WHAT YOU WILL DO - From the listing below, pull out all lines with "description" in them.

------------------------------------

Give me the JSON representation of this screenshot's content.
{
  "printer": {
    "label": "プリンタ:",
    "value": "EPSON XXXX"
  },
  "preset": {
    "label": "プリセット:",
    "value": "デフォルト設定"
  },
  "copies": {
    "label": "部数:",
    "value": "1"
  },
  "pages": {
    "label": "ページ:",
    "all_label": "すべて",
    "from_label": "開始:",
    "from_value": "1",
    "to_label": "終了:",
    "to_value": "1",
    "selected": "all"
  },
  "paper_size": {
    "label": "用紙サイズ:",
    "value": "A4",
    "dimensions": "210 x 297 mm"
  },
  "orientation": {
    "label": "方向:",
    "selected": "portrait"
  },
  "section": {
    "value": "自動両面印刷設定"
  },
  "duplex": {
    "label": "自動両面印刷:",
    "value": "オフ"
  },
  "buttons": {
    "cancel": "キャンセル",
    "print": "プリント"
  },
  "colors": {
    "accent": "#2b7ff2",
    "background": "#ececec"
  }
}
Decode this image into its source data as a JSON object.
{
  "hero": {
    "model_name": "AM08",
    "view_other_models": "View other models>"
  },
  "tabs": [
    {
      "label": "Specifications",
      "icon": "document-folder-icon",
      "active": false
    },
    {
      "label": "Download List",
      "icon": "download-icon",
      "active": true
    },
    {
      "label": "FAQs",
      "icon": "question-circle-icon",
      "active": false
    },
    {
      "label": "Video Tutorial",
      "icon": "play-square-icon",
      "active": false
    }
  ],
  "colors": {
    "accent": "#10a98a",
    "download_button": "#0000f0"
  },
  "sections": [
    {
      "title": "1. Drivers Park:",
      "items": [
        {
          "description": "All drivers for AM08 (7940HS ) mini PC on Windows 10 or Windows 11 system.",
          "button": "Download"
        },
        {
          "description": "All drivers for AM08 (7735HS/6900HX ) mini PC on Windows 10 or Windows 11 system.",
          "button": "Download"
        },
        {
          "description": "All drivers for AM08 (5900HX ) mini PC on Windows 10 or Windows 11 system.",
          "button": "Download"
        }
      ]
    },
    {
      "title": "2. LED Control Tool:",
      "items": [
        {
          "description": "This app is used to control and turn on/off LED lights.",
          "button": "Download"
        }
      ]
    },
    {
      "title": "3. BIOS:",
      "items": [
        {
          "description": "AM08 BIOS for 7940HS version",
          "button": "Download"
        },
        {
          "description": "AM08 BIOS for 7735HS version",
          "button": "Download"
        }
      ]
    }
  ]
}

------------------------------------

THE REPLY -
          "description": "All drivers for AM08 (7940HS ) mini PC on Windows 10 or Windows 11 system.",
          "description": "All drivers for AM08 (7735HS/6900HX ) mini PC on Windows 10 or Windows 11 system.",
          "description": "All drivers for AM08 (5900HX ) mini PC on Windows 10 or Windows 11 system.",
          "description": "This app is used to control and turn on/off LED lights.",
          "description": "AM08 BIOS for 7940HS version",
          "description": "AM08 BIOS for 7735HS version",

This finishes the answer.